Work through the entries below and report how many lines include "pengaturan". The number alone is the answer.

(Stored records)
☆ ☆ ☆ ☆ ☆

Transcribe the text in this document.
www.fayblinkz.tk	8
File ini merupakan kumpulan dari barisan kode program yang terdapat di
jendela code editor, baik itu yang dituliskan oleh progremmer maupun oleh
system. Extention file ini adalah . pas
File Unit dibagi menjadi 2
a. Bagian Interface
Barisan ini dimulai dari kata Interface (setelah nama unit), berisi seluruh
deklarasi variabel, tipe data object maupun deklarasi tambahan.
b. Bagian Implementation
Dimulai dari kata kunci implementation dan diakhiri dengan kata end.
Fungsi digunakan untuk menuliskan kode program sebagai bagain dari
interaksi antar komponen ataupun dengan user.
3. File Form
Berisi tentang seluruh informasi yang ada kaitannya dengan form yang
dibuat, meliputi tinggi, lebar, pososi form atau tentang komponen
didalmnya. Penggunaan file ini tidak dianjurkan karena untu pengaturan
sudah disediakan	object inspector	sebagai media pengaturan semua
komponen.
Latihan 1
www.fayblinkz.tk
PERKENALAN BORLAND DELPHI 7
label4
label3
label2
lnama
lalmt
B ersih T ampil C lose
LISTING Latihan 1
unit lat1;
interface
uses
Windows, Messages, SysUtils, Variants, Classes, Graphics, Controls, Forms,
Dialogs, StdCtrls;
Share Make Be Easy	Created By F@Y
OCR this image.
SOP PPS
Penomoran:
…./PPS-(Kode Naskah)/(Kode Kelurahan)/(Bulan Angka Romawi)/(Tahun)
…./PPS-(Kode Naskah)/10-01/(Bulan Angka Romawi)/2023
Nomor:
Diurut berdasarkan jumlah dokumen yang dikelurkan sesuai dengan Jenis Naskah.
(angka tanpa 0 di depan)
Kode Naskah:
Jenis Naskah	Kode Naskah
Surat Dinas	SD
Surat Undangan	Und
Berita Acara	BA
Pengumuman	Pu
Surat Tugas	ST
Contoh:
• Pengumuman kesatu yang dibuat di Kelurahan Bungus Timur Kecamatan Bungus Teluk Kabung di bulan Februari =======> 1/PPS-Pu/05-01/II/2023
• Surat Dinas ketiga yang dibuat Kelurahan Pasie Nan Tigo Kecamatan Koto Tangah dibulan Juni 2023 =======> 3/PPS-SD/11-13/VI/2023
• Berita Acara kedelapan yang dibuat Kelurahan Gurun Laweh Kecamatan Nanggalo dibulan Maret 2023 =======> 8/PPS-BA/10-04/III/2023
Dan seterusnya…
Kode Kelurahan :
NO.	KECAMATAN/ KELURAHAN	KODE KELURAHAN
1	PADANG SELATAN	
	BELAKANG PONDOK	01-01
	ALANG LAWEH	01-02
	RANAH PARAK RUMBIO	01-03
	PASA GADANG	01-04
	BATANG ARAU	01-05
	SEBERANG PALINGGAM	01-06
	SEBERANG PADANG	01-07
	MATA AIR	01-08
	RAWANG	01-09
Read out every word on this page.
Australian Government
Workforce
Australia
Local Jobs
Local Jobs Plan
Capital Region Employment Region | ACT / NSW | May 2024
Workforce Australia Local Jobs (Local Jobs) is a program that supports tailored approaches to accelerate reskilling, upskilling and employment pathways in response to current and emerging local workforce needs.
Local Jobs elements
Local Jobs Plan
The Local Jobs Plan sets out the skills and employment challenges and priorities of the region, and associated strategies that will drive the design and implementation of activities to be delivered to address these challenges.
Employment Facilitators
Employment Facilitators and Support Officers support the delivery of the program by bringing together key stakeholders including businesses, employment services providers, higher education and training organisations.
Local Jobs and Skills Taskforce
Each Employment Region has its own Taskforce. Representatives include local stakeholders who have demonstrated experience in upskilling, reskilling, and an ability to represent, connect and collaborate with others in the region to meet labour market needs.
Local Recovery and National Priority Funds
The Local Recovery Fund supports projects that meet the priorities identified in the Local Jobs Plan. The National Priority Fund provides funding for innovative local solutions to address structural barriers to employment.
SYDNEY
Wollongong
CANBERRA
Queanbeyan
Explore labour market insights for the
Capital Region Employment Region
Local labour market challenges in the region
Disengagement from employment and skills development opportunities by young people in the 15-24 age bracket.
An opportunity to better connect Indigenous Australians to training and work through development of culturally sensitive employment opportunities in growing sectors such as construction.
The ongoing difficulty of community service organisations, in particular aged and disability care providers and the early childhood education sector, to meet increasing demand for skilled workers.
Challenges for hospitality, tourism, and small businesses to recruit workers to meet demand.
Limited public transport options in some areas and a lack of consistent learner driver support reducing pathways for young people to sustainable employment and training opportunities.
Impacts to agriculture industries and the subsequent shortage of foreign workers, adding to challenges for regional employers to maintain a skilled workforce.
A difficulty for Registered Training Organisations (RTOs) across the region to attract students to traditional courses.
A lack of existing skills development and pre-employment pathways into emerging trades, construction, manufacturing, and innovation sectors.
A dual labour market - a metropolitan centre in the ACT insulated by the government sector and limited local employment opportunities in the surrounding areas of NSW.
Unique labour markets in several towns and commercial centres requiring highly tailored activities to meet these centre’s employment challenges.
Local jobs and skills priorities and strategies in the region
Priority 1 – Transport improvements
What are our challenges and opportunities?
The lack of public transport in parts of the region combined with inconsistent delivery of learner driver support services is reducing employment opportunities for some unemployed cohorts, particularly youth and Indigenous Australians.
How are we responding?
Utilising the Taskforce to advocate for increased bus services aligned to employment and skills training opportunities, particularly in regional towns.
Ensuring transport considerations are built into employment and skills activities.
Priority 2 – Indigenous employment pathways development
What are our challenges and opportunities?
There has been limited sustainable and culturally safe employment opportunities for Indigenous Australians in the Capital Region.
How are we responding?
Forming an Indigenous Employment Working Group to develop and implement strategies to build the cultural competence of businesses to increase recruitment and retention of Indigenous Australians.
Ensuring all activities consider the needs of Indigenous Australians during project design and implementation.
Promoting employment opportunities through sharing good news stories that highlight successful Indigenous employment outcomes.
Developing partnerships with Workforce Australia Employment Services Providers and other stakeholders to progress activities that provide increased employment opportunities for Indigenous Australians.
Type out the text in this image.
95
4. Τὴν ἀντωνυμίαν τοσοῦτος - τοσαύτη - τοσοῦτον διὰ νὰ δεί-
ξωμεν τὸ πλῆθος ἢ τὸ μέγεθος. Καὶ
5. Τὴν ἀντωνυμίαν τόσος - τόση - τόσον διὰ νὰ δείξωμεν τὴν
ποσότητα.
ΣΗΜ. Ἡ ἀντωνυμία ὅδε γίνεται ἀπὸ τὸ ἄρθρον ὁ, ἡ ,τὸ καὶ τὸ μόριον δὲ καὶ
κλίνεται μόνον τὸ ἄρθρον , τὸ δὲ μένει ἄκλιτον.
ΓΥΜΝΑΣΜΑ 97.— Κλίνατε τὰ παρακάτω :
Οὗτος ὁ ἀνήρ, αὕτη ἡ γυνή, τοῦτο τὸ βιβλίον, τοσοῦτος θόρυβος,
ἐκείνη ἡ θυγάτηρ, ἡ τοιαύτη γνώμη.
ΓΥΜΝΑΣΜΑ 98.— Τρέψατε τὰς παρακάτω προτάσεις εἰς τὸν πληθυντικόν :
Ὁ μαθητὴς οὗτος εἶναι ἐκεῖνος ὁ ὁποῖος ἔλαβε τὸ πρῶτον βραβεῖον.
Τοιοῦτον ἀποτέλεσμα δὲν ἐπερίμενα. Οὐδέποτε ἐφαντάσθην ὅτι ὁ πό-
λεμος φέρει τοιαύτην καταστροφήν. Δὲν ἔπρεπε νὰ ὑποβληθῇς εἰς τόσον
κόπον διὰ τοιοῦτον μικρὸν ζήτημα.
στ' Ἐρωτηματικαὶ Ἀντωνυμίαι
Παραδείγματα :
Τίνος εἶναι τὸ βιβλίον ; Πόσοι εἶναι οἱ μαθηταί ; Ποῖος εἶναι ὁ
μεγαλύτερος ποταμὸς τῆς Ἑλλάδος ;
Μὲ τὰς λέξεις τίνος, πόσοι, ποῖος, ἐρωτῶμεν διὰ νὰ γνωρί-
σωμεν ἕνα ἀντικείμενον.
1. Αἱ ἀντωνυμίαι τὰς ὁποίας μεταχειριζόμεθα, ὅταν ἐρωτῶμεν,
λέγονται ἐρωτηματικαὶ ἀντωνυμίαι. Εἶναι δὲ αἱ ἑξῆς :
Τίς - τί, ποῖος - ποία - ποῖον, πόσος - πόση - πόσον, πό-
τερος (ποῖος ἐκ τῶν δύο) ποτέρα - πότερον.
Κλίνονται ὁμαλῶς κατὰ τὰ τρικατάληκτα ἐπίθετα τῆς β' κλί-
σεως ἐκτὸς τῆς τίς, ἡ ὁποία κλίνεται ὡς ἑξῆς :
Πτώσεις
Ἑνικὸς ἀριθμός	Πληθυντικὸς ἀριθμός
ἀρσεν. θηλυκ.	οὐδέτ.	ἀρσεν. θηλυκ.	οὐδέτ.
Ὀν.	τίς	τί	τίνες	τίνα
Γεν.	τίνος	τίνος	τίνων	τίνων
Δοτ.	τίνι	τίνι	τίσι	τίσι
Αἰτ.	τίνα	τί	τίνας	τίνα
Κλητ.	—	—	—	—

☆ ☆ ☆ ☆ ☆

*Response*. 2